## AVAILABLE RECORDS
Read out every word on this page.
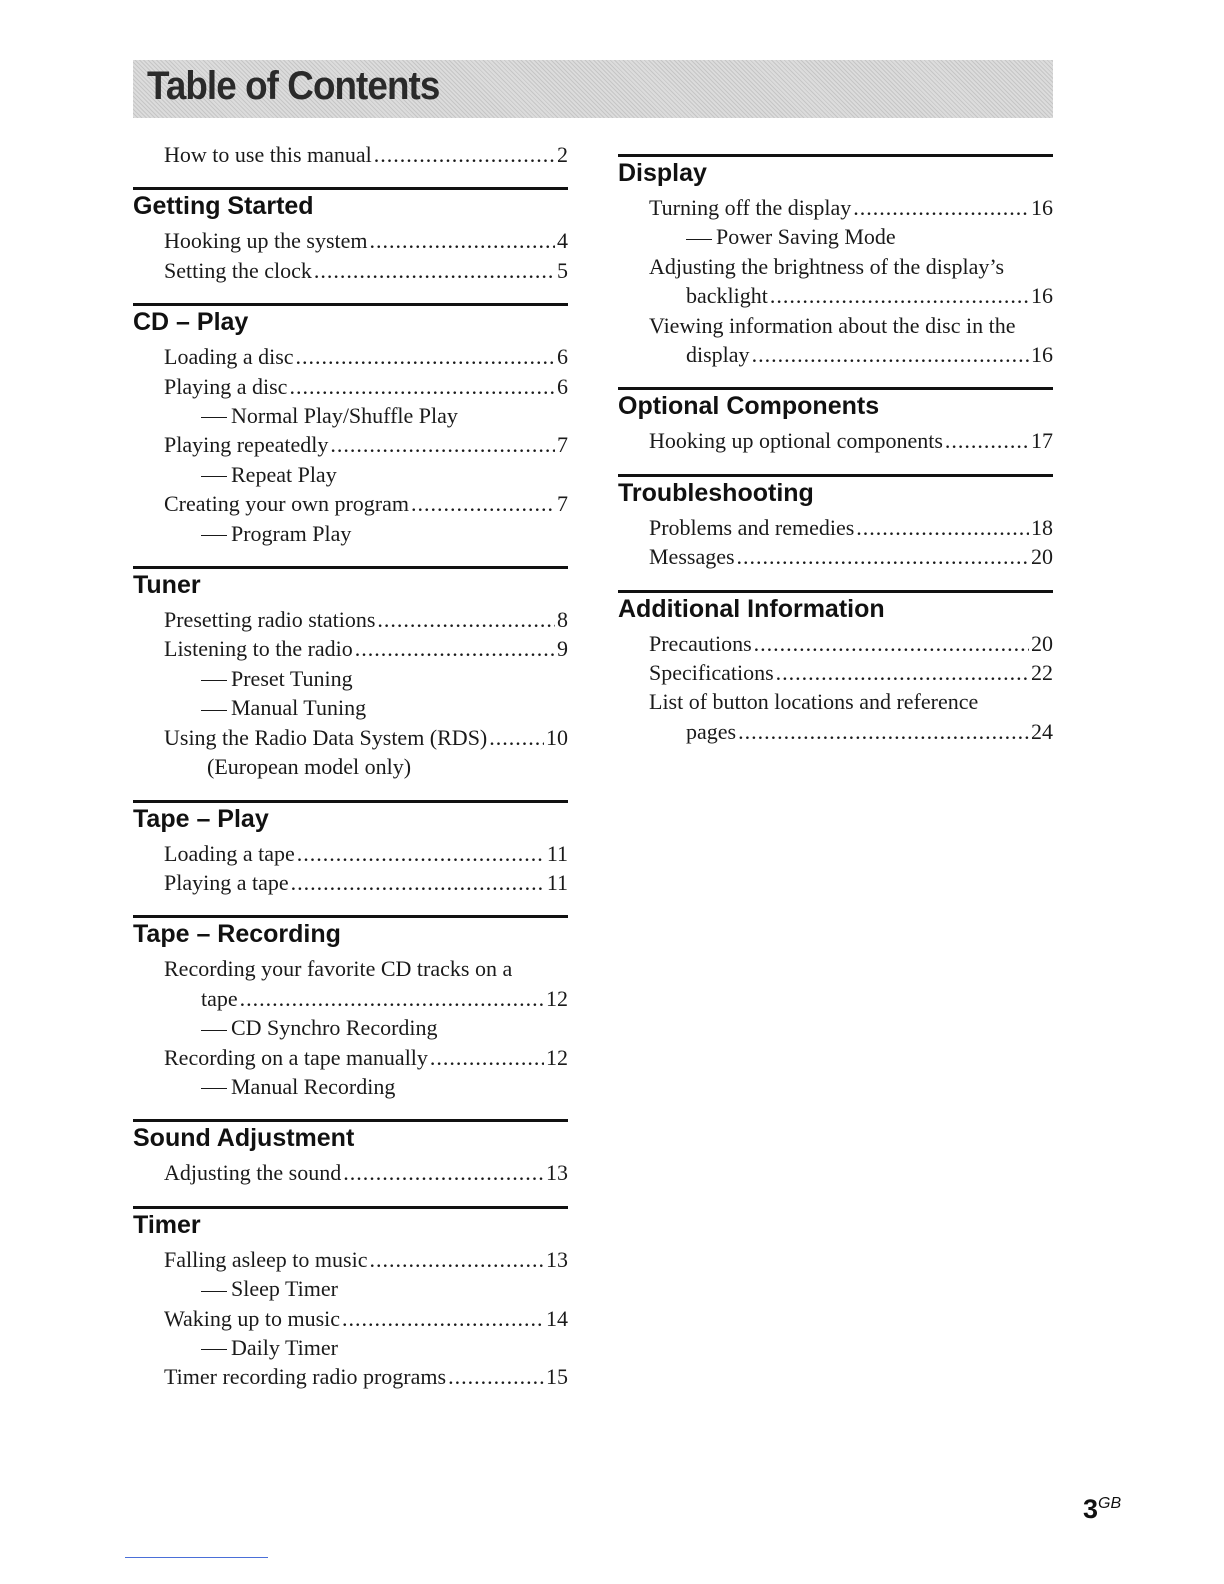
Table of Contents
How to use this manual .....	2
Getting Started
Hooking up the system .....	4
Setting the clock .....	5
CD – Play
Loading a disc .....	6
Playing a disc .....	6
Normal Play/Shuffle Play
Playing repeatedly .....	7
Repeat Play
Creating your own program .....	7
Program Play
Tuner
Presetting radio stations .....	8
Listening to the radio .....	9
Preset Tuning
Manual Tuning
Using the Radio Data System (RDS) .....	10
(European model only)
Tape – Play
Loading a tape .....	11
Playing a tape .....	11
Tape – Recording
Recording your favorite CD tracks on a
tape .....	12
CD Synchro Recording
Recording on a tape manually .....	12
Manual Recording
Sound Adjustment
Adjusting the sound .....	13
Timer
Falling asleep to music .....	13
Sleep Timer
Waking up to music .....	14
Daily Timer
Timer recording radio programs .....	15
Display
Turning off the display .....	16
Power Saving Mode
Adjusting the brightness of the display’s
backlight .....	16
Viewing information about the disc in the
display .....	16
Optional Components
Hooking up optional components .....	17
Troubleshooting
Problems and remedies .....	18
Messages .....	20
Additional Information
Precautions .....	20
Specifications .....	22
List of button locations and reference
pages .....	24
$3^{GB}$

## REQUIREMENTS
Write the records out once more, exactly as they appear, with no pictures.

## RESPONSE TO THIS EXERCISE
Read out every word on this page.
Table of Contents
How to use this manual .....	2
Getting Started
Hooking up the system .....	4
Setting the clock .....	5
CD – Play
Loading a disc .....	6
Playing a disc .....	6
Normal Play/Shuffle Play
Playing repeatedly .....	7
Repeat Play
Creating your own program .....	7
Program Play
Tuner
Presetting radio stations .....	8
Listening to the radio .....	9
Preset Tuning
Manual Tuning
Using the Radio Data System (RDS) .....	10
(European model only)
Tape – Play
Loading a tape .....	11
Playing a tape .....	11
Tape – Recording
Recording your favorite CD tracks on a
tape .....	12
CD Synchro Recording
Recording on a tape manually .....	12
Manual Recording
Sound Adjustment
Adjusting the sound .....	13
Timer
Falling asleep to music .....	13
Sleep Timer
Waking up to music .....	14
Daily Timer
Timer recording radio programs .....	15
Display
Turning off the display .....	16
Power Saving Mode
Adjusting the brightness of the display’s
backlight .....	16
Viewing information about the disc in the
display .....	16
Optional Components
Hooking up optional components .....	17
Troubleshooting
Problems and remedies .....	18
Messages .....	20
Additional Information
Precautions .....	20
Specifications .....	22
List of button locations and reference
pages .....	24
$3^{GB}$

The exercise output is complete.